> **WRITTEN EXERCISE**: Below are the records; collect from them each line containing the string "juillet".

[Records about charts and figures]
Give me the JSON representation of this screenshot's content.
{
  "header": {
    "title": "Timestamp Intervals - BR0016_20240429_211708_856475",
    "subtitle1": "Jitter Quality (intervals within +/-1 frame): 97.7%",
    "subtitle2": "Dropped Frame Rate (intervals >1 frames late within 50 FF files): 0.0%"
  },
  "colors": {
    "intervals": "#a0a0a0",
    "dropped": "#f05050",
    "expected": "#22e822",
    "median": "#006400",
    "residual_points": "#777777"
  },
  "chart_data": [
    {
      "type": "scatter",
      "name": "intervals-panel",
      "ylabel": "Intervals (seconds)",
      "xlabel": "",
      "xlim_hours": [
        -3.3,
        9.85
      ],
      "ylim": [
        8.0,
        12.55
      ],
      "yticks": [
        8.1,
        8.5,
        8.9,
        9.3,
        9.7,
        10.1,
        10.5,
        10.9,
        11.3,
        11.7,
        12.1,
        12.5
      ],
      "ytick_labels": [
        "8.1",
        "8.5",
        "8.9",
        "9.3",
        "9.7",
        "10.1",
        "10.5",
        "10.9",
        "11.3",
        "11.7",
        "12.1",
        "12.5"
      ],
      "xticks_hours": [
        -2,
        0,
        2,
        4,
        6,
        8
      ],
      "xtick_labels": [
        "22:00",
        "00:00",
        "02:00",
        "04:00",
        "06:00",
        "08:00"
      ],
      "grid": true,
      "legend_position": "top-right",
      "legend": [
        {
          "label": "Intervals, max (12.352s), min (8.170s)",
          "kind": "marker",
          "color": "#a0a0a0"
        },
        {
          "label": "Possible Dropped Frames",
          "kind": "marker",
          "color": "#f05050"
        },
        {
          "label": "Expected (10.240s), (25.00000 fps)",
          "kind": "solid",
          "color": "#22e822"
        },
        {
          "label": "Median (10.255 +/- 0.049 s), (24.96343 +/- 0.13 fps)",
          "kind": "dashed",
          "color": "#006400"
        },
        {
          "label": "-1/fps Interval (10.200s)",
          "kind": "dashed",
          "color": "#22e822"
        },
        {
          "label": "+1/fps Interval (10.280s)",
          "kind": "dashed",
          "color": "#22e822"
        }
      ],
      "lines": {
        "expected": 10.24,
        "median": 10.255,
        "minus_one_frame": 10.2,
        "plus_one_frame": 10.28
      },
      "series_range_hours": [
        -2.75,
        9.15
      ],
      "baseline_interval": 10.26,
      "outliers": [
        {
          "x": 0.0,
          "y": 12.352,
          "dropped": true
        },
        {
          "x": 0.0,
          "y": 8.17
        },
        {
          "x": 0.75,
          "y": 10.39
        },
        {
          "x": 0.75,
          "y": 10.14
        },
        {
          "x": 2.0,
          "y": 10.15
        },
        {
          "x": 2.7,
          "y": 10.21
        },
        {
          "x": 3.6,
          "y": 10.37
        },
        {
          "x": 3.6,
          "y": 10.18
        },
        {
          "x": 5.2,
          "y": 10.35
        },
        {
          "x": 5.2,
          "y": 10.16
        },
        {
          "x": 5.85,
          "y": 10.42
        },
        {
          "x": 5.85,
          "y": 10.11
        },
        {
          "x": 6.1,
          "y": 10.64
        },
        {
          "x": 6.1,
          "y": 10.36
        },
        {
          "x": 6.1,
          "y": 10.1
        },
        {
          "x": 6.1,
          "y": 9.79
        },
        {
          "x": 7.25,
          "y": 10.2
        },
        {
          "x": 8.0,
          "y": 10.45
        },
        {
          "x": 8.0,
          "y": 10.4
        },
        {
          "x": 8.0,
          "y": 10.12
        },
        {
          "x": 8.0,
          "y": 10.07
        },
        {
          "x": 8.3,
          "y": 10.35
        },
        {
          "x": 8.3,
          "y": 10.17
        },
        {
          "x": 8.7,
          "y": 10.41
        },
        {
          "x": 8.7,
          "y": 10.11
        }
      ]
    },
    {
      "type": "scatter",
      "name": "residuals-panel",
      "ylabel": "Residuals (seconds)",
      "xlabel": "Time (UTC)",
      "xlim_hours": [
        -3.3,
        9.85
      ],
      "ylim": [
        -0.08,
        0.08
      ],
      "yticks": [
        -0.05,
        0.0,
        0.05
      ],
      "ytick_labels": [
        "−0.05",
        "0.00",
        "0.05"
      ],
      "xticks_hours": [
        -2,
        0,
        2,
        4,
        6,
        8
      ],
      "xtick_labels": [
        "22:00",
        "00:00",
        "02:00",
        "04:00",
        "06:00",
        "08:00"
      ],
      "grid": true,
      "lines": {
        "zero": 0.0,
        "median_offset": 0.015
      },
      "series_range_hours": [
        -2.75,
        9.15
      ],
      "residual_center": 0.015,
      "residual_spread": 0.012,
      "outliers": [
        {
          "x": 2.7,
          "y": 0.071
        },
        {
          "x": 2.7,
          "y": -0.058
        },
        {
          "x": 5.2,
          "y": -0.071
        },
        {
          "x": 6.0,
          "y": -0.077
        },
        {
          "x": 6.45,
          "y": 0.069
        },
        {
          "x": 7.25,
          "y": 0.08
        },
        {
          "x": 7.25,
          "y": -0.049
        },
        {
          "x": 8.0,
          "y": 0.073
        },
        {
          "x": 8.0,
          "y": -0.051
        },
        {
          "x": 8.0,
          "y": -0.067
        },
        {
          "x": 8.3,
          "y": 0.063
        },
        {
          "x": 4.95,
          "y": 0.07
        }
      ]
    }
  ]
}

---

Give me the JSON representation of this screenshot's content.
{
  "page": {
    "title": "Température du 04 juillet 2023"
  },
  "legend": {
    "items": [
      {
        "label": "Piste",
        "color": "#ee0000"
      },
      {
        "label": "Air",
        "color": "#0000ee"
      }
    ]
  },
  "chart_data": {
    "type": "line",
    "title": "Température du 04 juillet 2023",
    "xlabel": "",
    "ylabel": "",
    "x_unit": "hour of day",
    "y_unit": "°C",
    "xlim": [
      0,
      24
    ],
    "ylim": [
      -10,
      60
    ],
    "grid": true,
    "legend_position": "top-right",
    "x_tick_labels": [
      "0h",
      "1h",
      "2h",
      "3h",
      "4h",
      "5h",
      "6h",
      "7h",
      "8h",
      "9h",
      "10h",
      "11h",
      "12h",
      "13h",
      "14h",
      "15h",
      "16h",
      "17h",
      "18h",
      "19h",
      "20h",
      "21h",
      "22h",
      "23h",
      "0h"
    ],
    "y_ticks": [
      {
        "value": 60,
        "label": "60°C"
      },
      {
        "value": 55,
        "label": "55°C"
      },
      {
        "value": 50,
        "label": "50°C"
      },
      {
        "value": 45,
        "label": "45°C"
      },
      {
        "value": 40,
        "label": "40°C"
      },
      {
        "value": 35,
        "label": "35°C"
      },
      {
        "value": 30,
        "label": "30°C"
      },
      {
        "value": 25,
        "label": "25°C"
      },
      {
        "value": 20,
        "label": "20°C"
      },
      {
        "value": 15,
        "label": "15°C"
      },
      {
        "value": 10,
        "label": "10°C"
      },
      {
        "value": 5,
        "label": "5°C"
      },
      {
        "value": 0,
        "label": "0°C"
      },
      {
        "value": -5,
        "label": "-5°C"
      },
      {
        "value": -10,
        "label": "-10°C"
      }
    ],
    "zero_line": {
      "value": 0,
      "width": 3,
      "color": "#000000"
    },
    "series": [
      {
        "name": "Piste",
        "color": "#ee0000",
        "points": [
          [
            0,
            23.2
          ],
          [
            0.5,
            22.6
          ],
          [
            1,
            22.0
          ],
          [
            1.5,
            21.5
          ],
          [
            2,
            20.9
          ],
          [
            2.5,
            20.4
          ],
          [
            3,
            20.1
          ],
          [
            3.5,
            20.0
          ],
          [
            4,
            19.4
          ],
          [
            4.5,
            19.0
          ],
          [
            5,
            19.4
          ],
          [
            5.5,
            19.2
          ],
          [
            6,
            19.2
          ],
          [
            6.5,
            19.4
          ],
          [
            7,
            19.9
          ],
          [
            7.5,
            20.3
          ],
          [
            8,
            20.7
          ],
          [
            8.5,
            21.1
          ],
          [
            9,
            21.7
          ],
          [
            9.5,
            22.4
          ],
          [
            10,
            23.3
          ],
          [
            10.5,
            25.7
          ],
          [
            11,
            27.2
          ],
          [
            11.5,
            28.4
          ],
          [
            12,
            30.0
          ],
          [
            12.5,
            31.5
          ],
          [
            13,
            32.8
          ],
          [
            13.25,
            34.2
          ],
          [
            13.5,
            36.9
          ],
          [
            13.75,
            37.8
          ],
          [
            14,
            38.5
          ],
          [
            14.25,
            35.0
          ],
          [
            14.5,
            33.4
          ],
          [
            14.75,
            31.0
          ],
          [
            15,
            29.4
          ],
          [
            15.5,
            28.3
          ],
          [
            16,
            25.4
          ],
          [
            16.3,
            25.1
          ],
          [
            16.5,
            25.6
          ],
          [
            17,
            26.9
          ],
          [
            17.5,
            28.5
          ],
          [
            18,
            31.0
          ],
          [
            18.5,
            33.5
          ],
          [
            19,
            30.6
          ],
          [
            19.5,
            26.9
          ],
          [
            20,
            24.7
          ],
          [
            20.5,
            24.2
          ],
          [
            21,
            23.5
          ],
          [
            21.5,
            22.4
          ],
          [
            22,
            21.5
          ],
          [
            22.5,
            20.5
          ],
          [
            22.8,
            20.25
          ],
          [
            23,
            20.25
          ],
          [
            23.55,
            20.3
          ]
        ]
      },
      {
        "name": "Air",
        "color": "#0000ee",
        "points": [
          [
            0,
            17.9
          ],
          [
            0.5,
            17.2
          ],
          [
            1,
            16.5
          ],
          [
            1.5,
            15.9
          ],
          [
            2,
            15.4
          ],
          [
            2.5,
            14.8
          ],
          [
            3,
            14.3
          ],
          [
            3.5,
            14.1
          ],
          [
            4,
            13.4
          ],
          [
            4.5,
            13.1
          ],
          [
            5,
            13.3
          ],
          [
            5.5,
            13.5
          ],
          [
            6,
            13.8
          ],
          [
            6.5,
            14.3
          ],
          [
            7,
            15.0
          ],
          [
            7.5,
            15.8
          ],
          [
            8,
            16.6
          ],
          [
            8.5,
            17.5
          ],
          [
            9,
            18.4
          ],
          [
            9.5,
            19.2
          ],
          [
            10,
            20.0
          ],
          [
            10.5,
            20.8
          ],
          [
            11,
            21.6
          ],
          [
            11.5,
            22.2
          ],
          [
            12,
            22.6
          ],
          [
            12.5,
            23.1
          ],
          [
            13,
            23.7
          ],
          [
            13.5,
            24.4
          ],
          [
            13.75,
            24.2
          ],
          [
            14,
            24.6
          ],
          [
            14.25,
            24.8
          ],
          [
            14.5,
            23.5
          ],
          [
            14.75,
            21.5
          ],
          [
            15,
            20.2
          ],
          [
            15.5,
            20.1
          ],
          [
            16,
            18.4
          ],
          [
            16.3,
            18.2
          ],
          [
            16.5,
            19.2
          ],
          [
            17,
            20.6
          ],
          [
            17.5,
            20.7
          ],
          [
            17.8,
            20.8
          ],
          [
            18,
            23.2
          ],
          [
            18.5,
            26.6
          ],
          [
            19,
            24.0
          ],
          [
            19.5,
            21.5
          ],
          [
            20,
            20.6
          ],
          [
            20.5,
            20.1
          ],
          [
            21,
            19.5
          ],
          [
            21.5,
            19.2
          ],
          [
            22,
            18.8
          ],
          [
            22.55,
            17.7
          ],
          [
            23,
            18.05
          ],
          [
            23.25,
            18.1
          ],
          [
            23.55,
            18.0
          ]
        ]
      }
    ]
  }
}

* * *

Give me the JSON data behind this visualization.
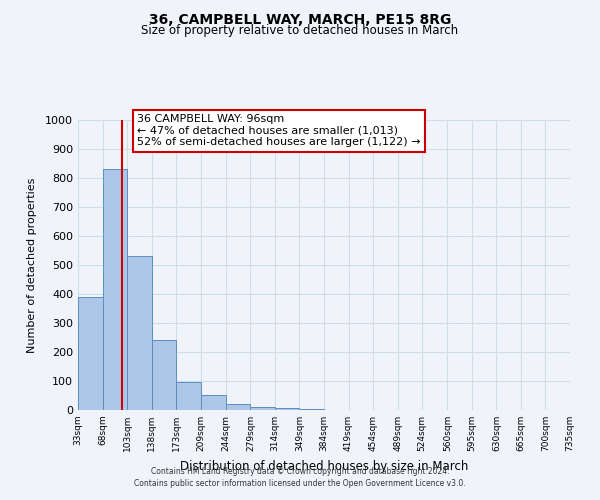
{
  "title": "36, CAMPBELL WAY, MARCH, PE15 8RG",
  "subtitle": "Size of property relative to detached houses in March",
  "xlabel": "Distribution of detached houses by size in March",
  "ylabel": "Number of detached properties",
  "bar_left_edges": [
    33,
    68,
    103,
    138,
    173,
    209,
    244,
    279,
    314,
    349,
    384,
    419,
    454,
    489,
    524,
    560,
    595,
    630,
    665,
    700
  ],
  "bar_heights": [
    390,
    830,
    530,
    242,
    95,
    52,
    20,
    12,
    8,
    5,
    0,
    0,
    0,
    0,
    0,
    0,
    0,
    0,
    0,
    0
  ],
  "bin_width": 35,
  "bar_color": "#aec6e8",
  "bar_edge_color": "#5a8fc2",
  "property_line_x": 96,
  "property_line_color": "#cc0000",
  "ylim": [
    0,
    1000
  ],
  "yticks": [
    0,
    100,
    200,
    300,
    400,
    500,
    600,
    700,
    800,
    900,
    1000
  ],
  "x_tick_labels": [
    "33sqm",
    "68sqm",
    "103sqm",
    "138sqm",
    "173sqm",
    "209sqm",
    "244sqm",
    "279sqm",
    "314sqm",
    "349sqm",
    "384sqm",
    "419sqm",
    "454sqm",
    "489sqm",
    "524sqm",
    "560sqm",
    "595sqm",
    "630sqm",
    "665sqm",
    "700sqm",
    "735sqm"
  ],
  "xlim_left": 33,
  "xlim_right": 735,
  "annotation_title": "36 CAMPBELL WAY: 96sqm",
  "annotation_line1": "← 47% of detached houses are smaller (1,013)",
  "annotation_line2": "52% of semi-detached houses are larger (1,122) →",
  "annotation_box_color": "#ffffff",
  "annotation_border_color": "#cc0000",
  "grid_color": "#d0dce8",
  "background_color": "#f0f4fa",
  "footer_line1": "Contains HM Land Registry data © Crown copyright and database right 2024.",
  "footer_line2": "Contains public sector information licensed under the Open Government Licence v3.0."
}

> **FINAL RESULT**:
    "title": "Température du 04 juillet 2023"
    "title": "Température du 04 juillet 2023",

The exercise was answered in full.